JOB -> No images are to be carried over; print all other material exactly as it stands.

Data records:
□ □ □

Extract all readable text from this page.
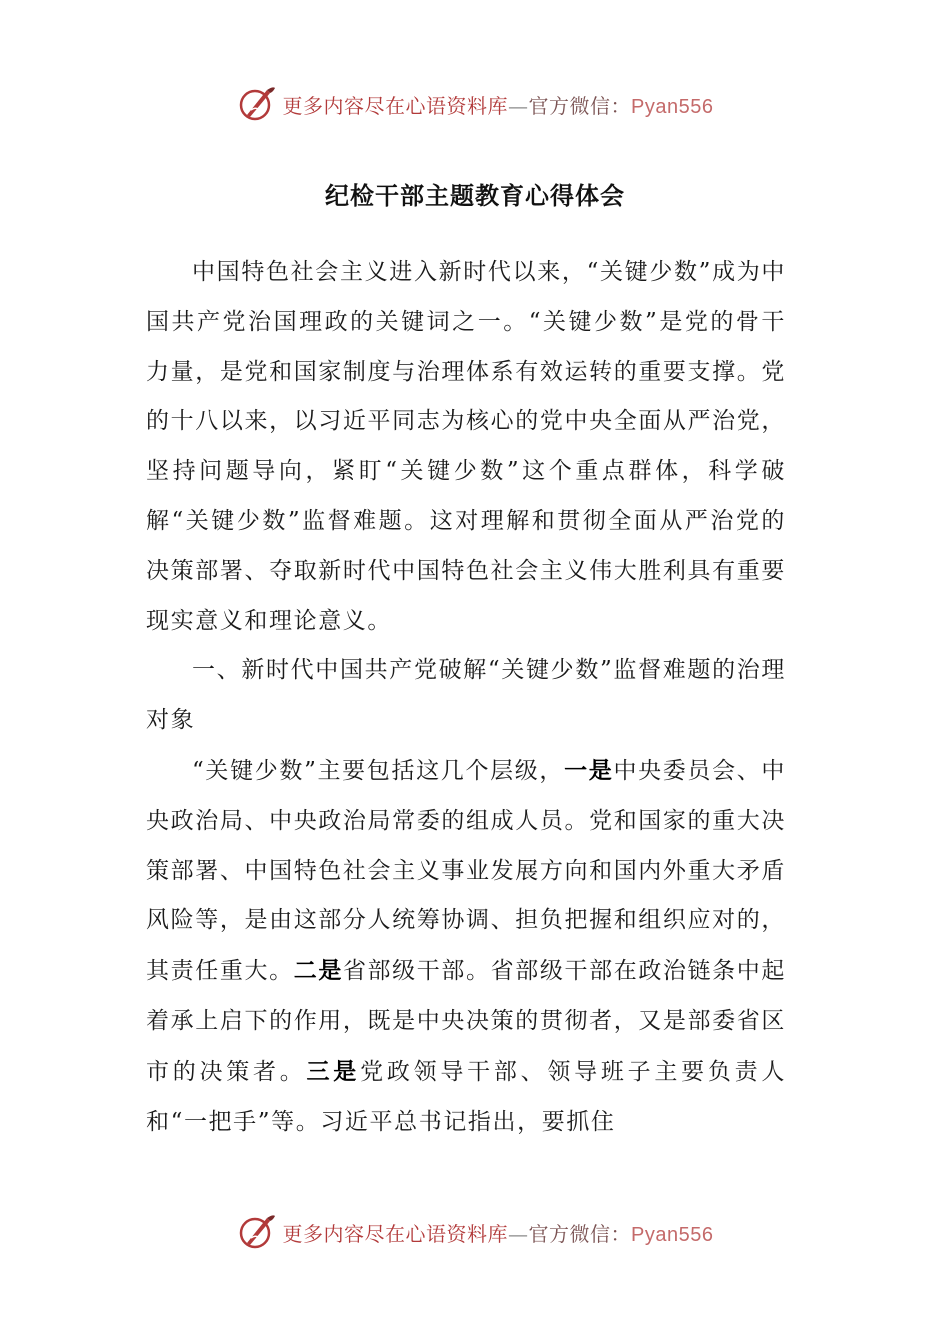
更多内容尽在心语资料库—官方微信：Pyan556
纪检干部主题教育心得体会

中国特色社会主义进入新时代以来，“关键少数”成为中国共产党治国理政的关键词之一。“关键少数”是党的骨干力量，是党和国家制度与治理体系有效运转的重要支撑。党的十八以来，以习近平同志为核心的党中央全面从严治党，坚持问题导向，紧盯“关键少数”这个重点群体，科学破解“关键少数”监督难题。这对理解和贯彻全面从严治党的决策部署、夺取新时代中国特色社会主义伟大胜利具有重要现实意义和理论意义。

一、新时代中国共产党破解“关键少数”监督难题的治理对象

“关键少数”主要包括这几个层级，一是中央委员会、中央政治局、中央政治局常委的组成人员。党和国家的重大决策部署、中国特色社会主义事业发展方向和国内外重大矛盾风险等，是由这部分人统筹协调、担负把握和组织应对的，其责任重大。二是省部级干部。省部级干部在政治链条中起着承上启下的作用，既是中央决策的贯彻者，又是部委省区市的决策者。三是党政领导干部、领导班子主要负责人和“一把手”等。习近平总书记指出，要抓住

更多内容尽在心语资料库—官方微信：Pyan556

□ □ □

TASK SOLUTION ->
Extract all readable text from this page.
更多内容尽在心语资料库—官方微信：Pyan556
纪检干部主题教育心得体会

中国特色社会主义进入新时代以来，“关键少数”成为中国共产党治国理政的关键词之一。“关键少数”是党的骨干力量，是党和国家制度与治理体系有效运转的重要支撑。党的十八以来，以习近平同志为核心的党中央全面从严治党，坚持问题导向，紧盯“关键少数”这个重点群体，科学破解“关键少数”监督难题。这对理解和贯彻全面从严治党的决策部署、夺取新时代中国特色社会主义伟大胜利具有重要现实意义和理论意义。

一、新时代中国共产党破解“关键少数”监督难题的治理对象

“关键少数”主要包括这几个层级，一是中央委员会、中央政治局、中央政治局常委的组成人员。党和国家的重大决策部署、中国特色社会主义事业发展方向和国内外重大矛盾风险等，是由这部分人统筹协调、担负把握和组织应对的，其责任重大。二是省部级干部。省部级干部在政治链条中起着承上启下的作用，既是中央决策的贯彻者，又是部委省区市的决策者。三是党政领导干部、领导班子主要负责人和“一把手”等。习近平总书记指出，要抓住

更多内容尽在心语资料库—官方微信：Pyan556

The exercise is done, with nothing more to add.